··· Excerpt to read ···

Skip to main content

ADR-022: Dual BFS Engine (Go + Rust FFI)

Status: Accepted Date: 2026-04-06 Deciders: Liem Vo-Nguyen Supersedes: None Extends: ADR-008 (Attack Path Computation), ADR-020 (Security Graph Architecture)

Context

CloudForge's attack path engine (ADR-008) was originally implemented as an in-memory Go BFS traversal over finding data. This works well at demo scale (1-5K findings, sub-millisecond computation) but benchmark profiling at enterprise scale revealed severe limitations:

Metric200 findings20K findings300K findings (target)
Go BFS wall time2.4ms119.5sprojected ~136.5s
Go BFS allocations18K184Mprojected >1B
Go BFS memory12MB42.5GBOOM on 16GB machines

The root cause is Go's garbage collector — the BFS creates millions of transient []Finding slices during path enumeration, and GC pause time dominates at scale. Additionally, Go's single-threaded BFS cannot exploit the natural parallelism of per-account-partition path computation.

A secondary hot path is JSON loading: the server startup deserializes 42MB of findings JSON (300K corpus) in ~120s using encoding/json, which does not parallelize.

Decision

Maintain two BFS engine implementations — Go (pure, portable) and Rust (FFI, high-performance) — selectable at build time via Go build tags. This is not a migration; both engines are permanent.

··· Records ···

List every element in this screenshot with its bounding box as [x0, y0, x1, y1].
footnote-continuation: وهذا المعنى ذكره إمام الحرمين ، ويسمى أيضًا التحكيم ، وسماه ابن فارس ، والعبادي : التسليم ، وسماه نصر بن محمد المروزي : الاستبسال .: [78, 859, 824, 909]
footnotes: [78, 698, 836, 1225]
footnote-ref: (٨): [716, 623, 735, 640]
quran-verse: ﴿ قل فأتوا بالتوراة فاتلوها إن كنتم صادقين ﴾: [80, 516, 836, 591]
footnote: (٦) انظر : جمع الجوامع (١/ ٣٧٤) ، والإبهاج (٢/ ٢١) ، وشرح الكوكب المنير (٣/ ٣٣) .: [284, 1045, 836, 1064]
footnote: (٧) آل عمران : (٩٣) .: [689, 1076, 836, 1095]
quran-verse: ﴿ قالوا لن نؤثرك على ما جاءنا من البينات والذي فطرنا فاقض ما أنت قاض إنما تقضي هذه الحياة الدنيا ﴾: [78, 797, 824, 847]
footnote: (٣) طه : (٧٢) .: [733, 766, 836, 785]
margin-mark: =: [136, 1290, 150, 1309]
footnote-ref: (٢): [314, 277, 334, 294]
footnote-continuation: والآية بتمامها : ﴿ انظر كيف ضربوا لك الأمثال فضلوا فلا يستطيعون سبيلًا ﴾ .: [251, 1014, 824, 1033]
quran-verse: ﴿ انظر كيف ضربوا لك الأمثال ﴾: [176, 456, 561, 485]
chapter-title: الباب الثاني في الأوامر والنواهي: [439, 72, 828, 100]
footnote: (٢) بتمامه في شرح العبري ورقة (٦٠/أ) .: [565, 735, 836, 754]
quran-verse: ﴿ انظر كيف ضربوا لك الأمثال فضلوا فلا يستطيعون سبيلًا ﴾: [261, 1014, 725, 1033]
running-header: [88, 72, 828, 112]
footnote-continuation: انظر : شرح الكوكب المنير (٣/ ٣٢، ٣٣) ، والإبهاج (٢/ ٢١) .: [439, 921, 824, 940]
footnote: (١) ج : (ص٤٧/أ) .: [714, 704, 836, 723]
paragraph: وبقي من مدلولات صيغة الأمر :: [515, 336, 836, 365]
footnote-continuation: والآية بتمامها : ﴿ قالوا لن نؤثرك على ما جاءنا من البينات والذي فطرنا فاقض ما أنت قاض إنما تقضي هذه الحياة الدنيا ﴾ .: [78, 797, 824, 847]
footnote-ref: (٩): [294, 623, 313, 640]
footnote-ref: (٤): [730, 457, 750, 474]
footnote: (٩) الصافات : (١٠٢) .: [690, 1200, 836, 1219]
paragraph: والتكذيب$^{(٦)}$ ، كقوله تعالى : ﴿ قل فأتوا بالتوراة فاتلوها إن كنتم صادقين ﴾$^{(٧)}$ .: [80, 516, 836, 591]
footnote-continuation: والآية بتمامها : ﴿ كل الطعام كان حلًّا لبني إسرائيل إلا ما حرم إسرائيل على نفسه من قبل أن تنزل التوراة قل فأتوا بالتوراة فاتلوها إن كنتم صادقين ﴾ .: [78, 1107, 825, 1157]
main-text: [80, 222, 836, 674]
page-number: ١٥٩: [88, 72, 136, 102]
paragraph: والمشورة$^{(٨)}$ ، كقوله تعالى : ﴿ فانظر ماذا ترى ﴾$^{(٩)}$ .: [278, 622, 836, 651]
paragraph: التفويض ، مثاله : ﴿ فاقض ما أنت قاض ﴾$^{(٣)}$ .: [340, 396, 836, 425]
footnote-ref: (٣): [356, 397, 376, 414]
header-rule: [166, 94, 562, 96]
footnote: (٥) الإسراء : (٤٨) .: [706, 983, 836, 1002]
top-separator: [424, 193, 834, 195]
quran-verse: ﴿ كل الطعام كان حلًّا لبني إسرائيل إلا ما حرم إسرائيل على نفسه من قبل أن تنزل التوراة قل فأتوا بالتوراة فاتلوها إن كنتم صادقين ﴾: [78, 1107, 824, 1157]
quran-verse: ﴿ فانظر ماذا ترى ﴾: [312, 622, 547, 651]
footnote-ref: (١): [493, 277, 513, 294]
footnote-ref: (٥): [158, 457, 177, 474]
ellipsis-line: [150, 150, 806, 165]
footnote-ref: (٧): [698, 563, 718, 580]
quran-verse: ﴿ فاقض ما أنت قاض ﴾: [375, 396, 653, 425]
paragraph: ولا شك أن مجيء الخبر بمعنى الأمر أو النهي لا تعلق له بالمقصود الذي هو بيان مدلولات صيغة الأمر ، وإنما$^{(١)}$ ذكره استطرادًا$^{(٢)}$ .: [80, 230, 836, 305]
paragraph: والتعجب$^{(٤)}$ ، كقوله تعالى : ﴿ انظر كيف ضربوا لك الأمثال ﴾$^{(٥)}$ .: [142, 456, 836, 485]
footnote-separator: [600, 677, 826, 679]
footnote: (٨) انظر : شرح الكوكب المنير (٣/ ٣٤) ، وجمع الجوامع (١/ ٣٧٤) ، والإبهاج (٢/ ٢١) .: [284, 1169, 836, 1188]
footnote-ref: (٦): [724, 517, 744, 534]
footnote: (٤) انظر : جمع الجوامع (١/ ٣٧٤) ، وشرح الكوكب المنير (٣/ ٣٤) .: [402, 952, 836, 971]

···

◆ Tasks to carry out:
1/ In the ADR on the dual BFS engine, what is named as the root cause of the Go BFS slowing down at scale?
2/ Give every field label that appears in the header line of the ADR on the dual BFS engine, the line that begins with "Status:".
3/ Write the next part of the ADR on the dual BFS engine, picking up after its final sentence.

◆ In response:
1/ Go's garbage collector: the BFS creates millions of transient []Finding slices during path enumeration, and GC pause time dominates at scale.

2/ Status, Date, Deciders, Supersedes, Extends

3/
Implementation Status

As of 2026-04-06, this ADR is accepted and partially implemented:

  • the Rust crate, CGo bridge, build targets, and benchmarks exist on disk
  • the Go BFS engine remains the active server runtime path in cmd/server/attackpath.go
  • the documented AEGIS_RUST_PATHS activation path is not yet wired into the live request/runtime bootstrap

Treat this ADR as the accepted dual-engine design and code path, not as evidence that production requests already execute through Rust by default.

Architecture

cmd/server/attackpath.go        ← Go BFS engine (default, always available)
↕ (feature-flagged)
rust/bridge.go ← CGo FFI bridge (build tag: cgo && rust)

rust/libaegispath/ ← Rust cdylib crate
├── src/attackpath.rs ← Rayon-parallelized BFS (port of attackpath.go)
├── src/loader.rs ← Serde JSON deser + filter + reserialize
├── src/types.rs ← Finding struct (11 of 56 fields for BFS)
└── src/lib.rs ← C-ABI exports (aegis_compute_attack_paths, etc.)

Selection Logic

ConditionEngineRationale
AEGIS_RUST_PATHS=true + binary built with -tags rustRust FFIProduction/demo with large corpus
Default (no env var, or no Rust build tag)Go BFSCI, local dev, zero-dependency deploys
PUPPYGRAPH_URL setPuppyGraph Gremlin (ADR-020)Graph-native traversal when available

The three engines form a precedence chain: PuppyGraph > Rust FFI > Go BFS. Each reads from the same graph_edges table (ADR-020) or falls back to heuristic co-location when edges are unavailable.

FFI Boundary Design

The FFI contract is JSON-in/JSON-out across the CGo boundary:

  1. Go serializes []Finding to JSON bytes
  2. Go passes a pointer + length to the C-ABI function
  3. Rust deserializes with serde_json, computes BFS, serializes result
  4. Rust returns a pointer + length to a Rust-allocated buffer
  5. Go copies the result into Go-managed memory via unsafe.Slice
  6. Go calls aegis_free() to release the Rust buffer

This design eliminates shared-pointer hazards between Go's GC and Rust's ownership model. The serialization overhead (~3-5ms for 20K findings) is negligible compared to the 100x computation savings.

Safety constraints:

  • 64MB input cap (prevents OOM on malformed input)
  • C.size_t for lengths (avoids C.int truncation on buffers >2GB)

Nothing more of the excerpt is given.